*Selection*:

— start —

23 and Rethinking Life’s Decisions…

Being stressed out is the worst feeling. Especially when you don’t have a clue as to why you’re so stressed. I’m not in school anymore, so I’m not forgetting a homework assignment or a major exam (though I still occasionally have those I-forgot-to-study-now-I’m-gonna-fail-this-test-and-flunk-out-of-school nightmares). My job is a call center; I literally have nothing to do but sit and wait for the phone to ring (and it rarely does). I’m single! Er . . . well . . . sort of . . . I mean, I may be in a relationship, I may not be . . . ? . . . We won’t put any labels on it just yet. Aw, hell, at least he’s not whining and nagging me about why I don’t call him everyday like the last one. Sheesh! (Note to self: Although you really want to see Sanaa Lathan’s new movie The Perfect Guy, do not, I repeat, DO NOT attempt to relive that nightmare for the sake of watching a good film and, might I add, sexy actors.)

All of that aside, I feel like I’m just not doing enough with my life, and maybe that’s why I’m so stressed. I’m not in love with my job, but I can’t seem to get even an interview anywhere else. I’ve plateaued on my weight loss goals for this year because I just can’t give up fries and Chinese food. So much for loosing 30 lbs. by October (maybe I’ll try for Christmas?). While my writing is going well and I’m adding to my published works list (yay!), I haven’t had time to sit down and write anything new or submit some of my still unpublished works to new magazines. And going back to jobs, I do more work on this blog, editing articles for my church magazine, and managing my own literary-arts magazine online than I do at my actual job. In fact, I do most of my miscellaneous projects while at work waiting on the phone to never ring.

This 9 to 5 life is not for me. I’ve actually considered going back into fast food. I’d meet more people, find better inspiration for my stories, and I’d be less tired when I get off work. Contrary to what you may think, it is physically draining sitting at a desk in front of a computer doing absolutely nothing all day. From what I’ve experienced so far, Corporate America is not fun at all. I’m too much of a free spirit to be confined to a white-collar desk job my whole life. And to all those entry-level positions wanting 3-5 years experience, guess which finger I’m holding up.

Honestly, I get more excitement from McDonald’s at noon than I do the office any time of the day. If only they paid their workers a livable freaking wage! The cost of living in this country is too damn high for people to only be making $7/hr.

— end —

*Source data*:
— start —

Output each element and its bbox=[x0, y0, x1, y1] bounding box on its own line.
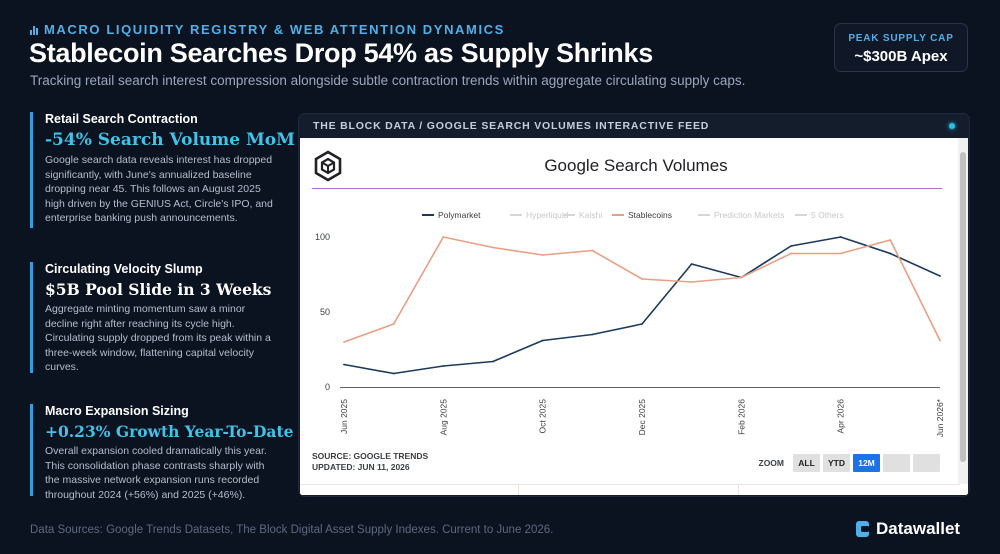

— end —

*Aim*: Reproduce the stretch of the post above about feeling stressed at 23 from "This 9 to 5" through "I’m holding up.", word for word.

*Worked answer*:
This 9 to 5 life is not for me. I’ve actually considered going back into fast food. I’d meet more people, find better inspiration for my stories, and I’d be less tired when I get off work. Contrary to what you may think, it is physically draining sitting at a desk in front of a computer doing absolutely nothing all day. From what I’ve experienced so far, Corporate America is not fun at all. I’m too much of a free spirit to be confined to a white-collar desk job my whole life. And to all those entry-level positions wanting 3-5 years experience, guess which finger I’m holding up.